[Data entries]
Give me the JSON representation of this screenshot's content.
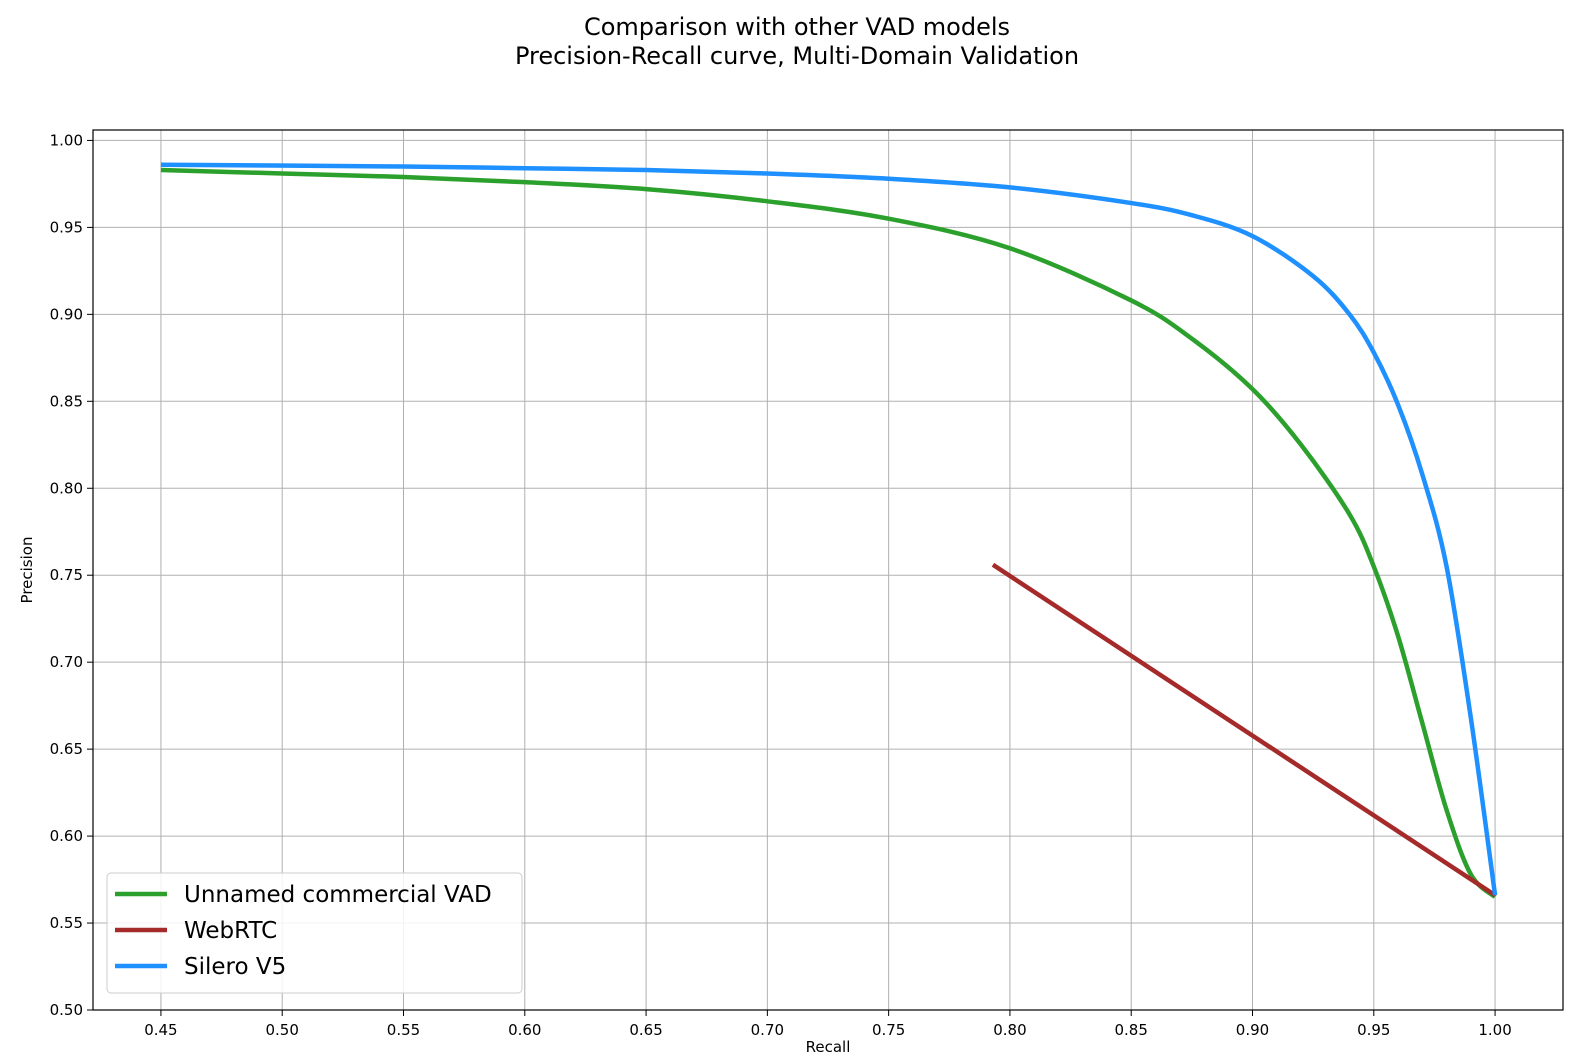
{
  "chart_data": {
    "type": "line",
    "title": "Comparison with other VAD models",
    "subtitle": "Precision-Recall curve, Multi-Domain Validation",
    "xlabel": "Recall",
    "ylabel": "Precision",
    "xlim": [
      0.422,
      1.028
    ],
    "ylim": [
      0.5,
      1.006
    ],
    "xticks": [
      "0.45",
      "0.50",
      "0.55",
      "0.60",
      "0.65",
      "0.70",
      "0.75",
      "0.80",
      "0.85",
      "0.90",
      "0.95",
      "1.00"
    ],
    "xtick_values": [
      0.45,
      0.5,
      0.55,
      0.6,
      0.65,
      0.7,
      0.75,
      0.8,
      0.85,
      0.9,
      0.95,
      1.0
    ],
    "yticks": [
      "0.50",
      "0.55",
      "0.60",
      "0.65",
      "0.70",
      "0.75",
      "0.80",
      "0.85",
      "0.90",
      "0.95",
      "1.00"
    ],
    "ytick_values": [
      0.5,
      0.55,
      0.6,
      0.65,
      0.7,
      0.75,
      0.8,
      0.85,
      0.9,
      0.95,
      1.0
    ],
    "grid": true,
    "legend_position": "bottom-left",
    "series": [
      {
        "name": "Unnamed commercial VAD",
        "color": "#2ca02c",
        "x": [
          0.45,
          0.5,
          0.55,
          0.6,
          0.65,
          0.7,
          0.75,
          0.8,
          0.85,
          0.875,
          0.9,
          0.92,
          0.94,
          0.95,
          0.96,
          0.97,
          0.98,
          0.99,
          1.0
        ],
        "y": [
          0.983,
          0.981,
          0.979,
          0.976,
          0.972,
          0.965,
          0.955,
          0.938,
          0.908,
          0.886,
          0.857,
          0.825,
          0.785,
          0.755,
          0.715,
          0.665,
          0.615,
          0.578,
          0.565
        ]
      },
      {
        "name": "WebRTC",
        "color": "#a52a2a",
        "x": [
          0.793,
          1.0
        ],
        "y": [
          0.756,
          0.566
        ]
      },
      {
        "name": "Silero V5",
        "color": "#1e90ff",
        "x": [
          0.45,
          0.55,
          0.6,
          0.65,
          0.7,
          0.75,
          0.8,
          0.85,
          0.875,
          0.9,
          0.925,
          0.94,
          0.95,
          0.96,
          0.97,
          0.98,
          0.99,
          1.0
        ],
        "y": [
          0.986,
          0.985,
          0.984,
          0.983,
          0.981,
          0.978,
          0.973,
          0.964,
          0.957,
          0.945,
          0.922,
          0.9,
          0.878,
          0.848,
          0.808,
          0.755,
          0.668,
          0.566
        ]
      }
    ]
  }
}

...

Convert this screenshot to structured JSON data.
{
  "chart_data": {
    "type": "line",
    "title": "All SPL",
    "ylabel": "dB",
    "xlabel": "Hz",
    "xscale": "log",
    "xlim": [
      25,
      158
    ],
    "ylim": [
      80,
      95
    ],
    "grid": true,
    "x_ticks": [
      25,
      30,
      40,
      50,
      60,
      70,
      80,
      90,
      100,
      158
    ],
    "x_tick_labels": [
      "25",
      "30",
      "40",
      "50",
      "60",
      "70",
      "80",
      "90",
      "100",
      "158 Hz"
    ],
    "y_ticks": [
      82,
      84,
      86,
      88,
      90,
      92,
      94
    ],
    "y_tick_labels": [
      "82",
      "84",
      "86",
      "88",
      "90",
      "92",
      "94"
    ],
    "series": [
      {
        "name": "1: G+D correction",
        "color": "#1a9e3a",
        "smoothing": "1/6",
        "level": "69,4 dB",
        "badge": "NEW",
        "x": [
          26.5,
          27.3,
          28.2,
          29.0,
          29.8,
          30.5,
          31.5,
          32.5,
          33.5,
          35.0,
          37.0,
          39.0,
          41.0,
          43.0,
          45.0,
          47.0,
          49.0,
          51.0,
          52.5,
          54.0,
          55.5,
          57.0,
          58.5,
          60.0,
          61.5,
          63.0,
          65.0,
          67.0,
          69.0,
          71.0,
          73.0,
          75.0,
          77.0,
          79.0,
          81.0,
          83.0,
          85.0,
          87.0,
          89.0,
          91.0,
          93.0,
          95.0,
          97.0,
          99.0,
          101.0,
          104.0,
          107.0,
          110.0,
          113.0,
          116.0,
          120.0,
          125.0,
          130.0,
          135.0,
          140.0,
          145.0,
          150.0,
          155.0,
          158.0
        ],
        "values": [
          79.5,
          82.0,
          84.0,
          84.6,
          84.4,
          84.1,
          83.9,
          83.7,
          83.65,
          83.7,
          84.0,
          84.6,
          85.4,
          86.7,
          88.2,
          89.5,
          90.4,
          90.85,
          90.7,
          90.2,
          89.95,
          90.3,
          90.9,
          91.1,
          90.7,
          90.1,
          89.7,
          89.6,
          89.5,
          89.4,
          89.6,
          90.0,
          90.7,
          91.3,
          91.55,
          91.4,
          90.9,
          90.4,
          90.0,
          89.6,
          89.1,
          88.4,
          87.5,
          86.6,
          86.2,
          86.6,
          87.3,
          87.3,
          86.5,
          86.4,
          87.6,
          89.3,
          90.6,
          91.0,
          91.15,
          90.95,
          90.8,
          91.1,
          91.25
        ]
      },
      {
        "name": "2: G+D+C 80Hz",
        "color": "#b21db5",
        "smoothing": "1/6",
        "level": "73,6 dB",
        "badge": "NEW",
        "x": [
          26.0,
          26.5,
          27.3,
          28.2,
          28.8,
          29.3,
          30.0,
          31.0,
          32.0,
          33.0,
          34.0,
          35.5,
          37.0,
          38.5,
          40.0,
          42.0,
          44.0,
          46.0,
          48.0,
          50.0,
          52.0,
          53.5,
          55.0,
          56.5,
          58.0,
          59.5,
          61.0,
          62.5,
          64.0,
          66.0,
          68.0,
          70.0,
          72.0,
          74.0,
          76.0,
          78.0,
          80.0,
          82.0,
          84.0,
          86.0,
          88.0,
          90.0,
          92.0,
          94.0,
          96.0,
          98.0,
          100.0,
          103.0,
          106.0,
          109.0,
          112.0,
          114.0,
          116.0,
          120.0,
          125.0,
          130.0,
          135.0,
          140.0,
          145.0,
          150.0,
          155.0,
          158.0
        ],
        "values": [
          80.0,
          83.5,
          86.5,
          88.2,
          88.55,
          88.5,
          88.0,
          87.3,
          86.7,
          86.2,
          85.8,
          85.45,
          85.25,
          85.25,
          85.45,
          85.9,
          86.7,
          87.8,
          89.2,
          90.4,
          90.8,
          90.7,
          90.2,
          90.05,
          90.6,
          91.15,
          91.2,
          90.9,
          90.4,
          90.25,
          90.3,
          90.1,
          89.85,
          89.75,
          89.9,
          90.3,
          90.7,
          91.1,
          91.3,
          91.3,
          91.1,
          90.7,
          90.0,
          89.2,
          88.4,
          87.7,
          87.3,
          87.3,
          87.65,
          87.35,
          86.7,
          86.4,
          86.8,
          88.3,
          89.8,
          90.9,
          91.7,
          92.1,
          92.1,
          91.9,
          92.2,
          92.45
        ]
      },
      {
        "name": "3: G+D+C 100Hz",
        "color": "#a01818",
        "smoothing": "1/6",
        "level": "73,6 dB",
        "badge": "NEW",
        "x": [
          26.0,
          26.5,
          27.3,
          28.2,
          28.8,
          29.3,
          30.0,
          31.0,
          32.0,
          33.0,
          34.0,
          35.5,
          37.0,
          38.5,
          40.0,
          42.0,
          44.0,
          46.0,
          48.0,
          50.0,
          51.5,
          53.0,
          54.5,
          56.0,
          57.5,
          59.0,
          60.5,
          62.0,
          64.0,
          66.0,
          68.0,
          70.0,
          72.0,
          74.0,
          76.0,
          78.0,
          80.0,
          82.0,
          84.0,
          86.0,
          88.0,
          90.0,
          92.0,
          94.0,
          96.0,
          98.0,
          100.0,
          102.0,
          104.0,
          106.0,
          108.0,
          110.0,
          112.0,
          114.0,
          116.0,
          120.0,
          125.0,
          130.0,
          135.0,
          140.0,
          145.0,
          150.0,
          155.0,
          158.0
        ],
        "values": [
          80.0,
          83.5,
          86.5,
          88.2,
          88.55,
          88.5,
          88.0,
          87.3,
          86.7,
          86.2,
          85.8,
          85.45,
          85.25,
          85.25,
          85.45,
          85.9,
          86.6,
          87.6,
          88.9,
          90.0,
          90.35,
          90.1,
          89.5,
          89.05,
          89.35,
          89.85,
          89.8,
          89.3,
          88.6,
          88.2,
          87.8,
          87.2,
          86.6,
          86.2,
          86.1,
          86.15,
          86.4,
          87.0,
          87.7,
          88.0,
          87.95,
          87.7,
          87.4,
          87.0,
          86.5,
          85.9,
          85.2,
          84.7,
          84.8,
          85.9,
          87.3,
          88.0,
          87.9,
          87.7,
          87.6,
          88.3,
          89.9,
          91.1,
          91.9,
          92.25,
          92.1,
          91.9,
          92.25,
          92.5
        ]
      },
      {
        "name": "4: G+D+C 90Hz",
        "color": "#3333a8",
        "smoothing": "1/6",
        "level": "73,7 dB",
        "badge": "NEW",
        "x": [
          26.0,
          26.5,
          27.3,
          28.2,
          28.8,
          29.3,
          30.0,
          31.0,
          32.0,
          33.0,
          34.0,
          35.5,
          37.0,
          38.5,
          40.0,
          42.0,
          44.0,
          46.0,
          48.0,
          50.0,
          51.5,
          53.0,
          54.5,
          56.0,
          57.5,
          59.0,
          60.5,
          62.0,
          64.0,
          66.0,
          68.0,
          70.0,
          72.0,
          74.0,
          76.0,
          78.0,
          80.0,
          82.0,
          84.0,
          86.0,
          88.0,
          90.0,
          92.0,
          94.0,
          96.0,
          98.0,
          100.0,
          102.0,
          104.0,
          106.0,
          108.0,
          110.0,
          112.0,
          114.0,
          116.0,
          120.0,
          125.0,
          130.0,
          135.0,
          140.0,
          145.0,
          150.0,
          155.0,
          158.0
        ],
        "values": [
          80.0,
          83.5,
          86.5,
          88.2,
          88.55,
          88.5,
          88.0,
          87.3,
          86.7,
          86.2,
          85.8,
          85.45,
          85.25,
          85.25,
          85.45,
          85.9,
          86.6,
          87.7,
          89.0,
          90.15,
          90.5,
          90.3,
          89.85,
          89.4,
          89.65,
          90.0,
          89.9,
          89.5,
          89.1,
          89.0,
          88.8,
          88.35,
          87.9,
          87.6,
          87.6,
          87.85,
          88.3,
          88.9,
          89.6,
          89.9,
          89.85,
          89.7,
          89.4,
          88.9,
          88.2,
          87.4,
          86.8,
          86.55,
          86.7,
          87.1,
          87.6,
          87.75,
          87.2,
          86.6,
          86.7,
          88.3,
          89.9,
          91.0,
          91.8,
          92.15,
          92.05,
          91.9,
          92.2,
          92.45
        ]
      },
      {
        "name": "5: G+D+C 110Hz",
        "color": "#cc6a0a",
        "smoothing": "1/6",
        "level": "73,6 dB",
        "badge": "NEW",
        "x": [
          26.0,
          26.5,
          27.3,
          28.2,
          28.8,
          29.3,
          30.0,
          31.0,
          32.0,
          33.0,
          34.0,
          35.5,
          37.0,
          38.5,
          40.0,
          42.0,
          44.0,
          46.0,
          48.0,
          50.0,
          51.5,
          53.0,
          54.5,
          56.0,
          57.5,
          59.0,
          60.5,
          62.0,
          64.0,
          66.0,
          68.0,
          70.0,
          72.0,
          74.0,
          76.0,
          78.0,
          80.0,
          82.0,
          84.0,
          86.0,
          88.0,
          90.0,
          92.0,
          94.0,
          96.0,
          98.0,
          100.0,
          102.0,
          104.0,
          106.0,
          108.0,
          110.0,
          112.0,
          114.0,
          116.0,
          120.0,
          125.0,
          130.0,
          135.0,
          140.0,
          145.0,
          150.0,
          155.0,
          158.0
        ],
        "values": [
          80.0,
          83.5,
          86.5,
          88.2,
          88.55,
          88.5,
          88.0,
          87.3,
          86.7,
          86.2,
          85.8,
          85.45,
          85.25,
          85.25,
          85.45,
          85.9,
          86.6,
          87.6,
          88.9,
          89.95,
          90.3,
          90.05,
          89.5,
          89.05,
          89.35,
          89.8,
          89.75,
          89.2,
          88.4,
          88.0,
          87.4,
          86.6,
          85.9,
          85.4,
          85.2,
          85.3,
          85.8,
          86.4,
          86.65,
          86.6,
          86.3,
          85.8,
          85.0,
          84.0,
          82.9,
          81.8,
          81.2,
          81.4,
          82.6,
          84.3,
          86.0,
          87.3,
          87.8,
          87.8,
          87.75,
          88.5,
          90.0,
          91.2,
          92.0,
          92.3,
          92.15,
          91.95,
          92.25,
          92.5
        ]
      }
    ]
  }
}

### WRITTEN TASK
Among the lines of the data, identify those with the word "color". Copy each of them.

### TASK ANSWER
        "color": "#2ca02c",
        "color": "#a52a2a",
        "color": "#1e90ff",
        "color": "#1a9e3a",
        "color": "#b21db5",
        "color": "#a01818",
        "color": "#3333a8",
        "color": "#cc6a0a",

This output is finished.